Find and copy each line of the records where the string "JSON" shows up.

|---|

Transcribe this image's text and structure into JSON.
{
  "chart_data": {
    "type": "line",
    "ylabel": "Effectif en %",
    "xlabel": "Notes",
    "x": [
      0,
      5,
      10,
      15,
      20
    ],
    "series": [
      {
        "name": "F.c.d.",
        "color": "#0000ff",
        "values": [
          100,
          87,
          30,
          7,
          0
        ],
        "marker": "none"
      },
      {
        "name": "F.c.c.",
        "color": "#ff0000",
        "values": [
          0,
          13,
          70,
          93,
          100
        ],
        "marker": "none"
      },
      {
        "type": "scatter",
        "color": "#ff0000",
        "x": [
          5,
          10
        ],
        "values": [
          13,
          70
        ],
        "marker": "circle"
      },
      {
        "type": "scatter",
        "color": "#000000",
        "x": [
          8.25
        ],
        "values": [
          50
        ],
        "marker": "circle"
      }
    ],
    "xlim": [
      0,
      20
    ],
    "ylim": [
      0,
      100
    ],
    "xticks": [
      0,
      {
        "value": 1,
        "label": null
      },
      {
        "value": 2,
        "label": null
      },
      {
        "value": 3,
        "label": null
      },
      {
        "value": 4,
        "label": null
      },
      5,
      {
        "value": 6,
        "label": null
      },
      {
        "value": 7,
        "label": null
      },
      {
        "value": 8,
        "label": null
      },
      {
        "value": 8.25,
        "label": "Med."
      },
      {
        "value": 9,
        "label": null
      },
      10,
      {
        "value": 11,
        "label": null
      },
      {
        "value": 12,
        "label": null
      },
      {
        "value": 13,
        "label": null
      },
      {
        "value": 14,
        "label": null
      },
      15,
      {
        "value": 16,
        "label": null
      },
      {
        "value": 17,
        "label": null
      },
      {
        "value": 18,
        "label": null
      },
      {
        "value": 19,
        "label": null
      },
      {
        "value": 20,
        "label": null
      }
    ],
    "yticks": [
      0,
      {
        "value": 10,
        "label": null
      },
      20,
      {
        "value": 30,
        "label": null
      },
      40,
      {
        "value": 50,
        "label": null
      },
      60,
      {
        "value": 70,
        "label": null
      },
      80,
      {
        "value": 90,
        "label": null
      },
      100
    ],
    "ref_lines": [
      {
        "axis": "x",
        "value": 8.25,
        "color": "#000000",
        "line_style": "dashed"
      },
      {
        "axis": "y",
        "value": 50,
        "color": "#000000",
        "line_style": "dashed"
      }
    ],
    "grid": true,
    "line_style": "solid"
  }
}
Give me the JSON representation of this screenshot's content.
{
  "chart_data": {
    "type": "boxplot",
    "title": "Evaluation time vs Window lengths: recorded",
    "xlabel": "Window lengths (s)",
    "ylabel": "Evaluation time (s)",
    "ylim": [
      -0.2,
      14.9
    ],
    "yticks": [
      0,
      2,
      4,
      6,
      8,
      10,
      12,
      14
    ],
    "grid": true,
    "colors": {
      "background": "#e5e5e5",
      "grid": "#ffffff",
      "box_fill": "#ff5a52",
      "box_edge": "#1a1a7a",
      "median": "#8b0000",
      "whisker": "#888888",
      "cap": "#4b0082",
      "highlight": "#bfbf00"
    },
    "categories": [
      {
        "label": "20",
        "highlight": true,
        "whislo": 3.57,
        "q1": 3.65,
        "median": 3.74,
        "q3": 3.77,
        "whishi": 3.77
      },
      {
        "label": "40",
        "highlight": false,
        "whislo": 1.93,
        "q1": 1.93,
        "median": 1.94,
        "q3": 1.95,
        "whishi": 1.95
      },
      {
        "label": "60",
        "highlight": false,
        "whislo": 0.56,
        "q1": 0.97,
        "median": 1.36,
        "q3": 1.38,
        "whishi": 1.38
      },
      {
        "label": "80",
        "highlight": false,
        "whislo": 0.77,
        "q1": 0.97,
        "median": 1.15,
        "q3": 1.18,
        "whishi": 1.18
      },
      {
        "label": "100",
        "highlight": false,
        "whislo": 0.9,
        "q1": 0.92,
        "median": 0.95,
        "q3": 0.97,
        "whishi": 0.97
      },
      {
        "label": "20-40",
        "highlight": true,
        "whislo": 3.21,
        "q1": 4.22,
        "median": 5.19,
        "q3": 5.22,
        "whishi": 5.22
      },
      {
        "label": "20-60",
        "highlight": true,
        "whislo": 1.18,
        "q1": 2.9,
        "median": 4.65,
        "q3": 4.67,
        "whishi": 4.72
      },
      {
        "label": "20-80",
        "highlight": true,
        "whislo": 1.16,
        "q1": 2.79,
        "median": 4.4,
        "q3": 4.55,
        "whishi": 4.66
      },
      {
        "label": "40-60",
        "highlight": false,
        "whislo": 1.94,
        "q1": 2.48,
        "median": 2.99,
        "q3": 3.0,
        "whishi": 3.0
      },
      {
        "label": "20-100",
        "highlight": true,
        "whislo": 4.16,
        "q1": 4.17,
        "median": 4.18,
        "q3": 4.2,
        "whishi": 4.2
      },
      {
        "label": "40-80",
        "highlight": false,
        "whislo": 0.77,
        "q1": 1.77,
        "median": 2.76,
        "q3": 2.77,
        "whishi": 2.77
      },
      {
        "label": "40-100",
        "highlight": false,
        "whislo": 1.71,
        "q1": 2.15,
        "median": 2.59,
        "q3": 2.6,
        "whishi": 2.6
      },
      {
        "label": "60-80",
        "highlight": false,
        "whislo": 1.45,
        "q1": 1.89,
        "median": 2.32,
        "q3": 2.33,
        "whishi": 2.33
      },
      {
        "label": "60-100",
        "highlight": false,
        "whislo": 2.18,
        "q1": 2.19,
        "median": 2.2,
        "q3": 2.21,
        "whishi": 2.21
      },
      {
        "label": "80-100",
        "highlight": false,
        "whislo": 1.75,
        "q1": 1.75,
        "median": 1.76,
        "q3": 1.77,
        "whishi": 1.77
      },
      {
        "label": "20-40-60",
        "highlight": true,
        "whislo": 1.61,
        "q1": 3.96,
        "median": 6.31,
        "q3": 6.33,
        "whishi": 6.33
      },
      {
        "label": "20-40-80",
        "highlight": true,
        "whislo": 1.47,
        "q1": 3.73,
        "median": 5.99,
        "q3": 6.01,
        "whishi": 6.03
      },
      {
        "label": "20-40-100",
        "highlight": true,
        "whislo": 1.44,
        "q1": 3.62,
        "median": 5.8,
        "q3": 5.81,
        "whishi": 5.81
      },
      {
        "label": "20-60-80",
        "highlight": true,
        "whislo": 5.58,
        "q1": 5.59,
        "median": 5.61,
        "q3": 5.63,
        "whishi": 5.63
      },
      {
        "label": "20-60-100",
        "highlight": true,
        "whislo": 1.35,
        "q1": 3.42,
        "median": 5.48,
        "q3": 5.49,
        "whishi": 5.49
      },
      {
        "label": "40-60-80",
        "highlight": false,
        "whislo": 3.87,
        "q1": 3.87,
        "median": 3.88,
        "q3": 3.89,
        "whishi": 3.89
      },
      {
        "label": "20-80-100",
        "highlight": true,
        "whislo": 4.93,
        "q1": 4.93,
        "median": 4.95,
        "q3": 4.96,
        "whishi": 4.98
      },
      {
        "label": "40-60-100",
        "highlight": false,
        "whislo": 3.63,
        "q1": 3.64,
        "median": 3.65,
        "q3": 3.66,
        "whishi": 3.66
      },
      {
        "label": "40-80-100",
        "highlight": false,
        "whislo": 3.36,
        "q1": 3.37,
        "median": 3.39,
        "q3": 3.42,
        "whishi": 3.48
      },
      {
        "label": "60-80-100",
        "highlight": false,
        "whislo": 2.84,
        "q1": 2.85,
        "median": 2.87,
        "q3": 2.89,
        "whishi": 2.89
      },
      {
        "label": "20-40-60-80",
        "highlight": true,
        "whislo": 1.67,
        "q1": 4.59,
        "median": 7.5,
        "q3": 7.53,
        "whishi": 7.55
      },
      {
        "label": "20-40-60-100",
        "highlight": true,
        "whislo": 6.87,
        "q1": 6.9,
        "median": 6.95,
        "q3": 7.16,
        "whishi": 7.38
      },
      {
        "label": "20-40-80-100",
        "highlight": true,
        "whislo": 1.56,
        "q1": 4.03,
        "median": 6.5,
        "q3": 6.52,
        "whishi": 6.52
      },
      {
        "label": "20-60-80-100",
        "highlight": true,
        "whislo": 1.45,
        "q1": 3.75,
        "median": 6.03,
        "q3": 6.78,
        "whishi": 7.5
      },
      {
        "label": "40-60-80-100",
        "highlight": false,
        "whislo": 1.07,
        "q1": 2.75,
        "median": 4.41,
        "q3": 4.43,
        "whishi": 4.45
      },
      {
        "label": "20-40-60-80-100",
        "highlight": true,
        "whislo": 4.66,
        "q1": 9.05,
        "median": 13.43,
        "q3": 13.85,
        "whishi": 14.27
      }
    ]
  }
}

|---|

#### Expected answer:
Transcribe this image's text and structure into JSON.
Give me the JSON representation of this screenshot's content.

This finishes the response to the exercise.